### REQUIREMENT
Write out every entry exactly as it appears.
* start *
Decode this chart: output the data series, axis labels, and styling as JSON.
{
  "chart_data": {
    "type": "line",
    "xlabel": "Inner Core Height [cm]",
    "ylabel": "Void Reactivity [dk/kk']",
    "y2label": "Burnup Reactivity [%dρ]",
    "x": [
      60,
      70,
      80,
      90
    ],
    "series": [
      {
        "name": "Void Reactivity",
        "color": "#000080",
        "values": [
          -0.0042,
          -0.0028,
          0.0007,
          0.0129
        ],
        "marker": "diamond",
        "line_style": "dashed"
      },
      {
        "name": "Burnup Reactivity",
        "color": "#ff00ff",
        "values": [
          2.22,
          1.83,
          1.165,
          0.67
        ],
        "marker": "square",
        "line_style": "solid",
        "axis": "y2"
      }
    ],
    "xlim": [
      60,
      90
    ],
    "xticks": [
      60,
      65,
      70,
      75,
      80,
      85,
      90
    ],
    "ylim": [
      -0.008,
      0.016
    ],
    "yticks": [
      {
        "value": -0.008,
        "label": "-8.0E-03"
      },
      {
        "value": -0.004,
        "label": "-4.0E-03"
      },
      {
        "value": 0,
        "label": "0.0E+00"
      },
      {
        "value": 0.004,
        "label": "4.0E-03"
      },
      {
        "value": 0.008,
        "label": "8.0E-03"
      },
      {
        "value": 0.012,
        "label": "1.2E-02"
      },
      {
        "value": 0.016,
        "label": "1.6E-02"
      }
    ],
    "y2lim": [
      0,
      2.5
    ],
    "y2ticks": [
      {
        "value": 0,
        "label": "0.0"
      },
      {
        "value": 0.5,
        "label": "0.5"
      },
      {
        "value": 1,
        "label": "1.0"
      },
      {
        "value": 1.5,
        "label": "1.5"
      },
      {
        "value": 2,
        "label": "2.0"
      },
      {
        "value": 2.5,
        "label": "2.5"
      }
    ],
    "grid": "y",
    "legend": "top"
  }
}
* end *
### THE REPLY
Decode this chart: output the data series, axis labels, and styling as JSON.
{
  "chart_data": {
    "type": "line",
    "xlabel": "Inner Core Height [cm]",
    "ylabel": "Void Reactivity [dk/kk']",
    "y2label": "Burnup Reactivity [%dρ]",
    "x": [
      60,
      70,
      80,
      90
    ],
    "series": [
      {
        "name": "Void Reactivity",
        "color": "#000080",
        "values": [
          -0.0042,
          -0.0028,
          0.0007,
          0.0129
        ],
        "marker": "diamond",
        "line_style": "dashed"
      },
      {
        "name": "Burnup Reactivity",
        "color": "#ff00ff",
        "values": [
          2.22,
          1.83,
          1.165,
          0.67
        ],
        "marker": "square",
        "line_style": "solid",
        "axis": "y2"
      }
    ],
    "xlim": [
      60,
      90
    ],
    "xticks": [
      60,
      65,
      70,
      75,
      80,
      85,
      90
    ],
    "ylim": [
      -0.008,
      0.016
    ],
    "yticks": [
      {
        "value": -0.008,
        "label": "-8.0E-03"
      },
      {
        "value": -0.004,
        "label": "-4.0E-03"
      },
      {
        "value": 0,
        "label": "0.0E+00"
      },
      {
        "value": 0.004,
        "label": "4.0E-03"
      },
      {
        "value": 0.008,
        "label": "8.0E-03"
      },
      {
        "value": 0.012,
        "label": "1.2E-02"
      },
      {
        "value": 0.016,
        "label": "1.6E-02"
      }
    ],
    "y2lim": [
      0,
      2.5
    ],
    "y2ticks": [
      {
        "value": 0,
        "label": "0.0"
      },
      {
        "value": 0.5,
        "label": "0.5"
      },
      {
        "value": 1,
        "label": "1.0"
      },
      {
        "value": 1.5,
        "label": "1.5"
      },
      {
        "value": 2,
        "label": "2.0"
      },
      {
        "value": 2.5,
        "label": "2.5"
      }
    ],
    "grid": "y",
    "legend": "top"
  }
}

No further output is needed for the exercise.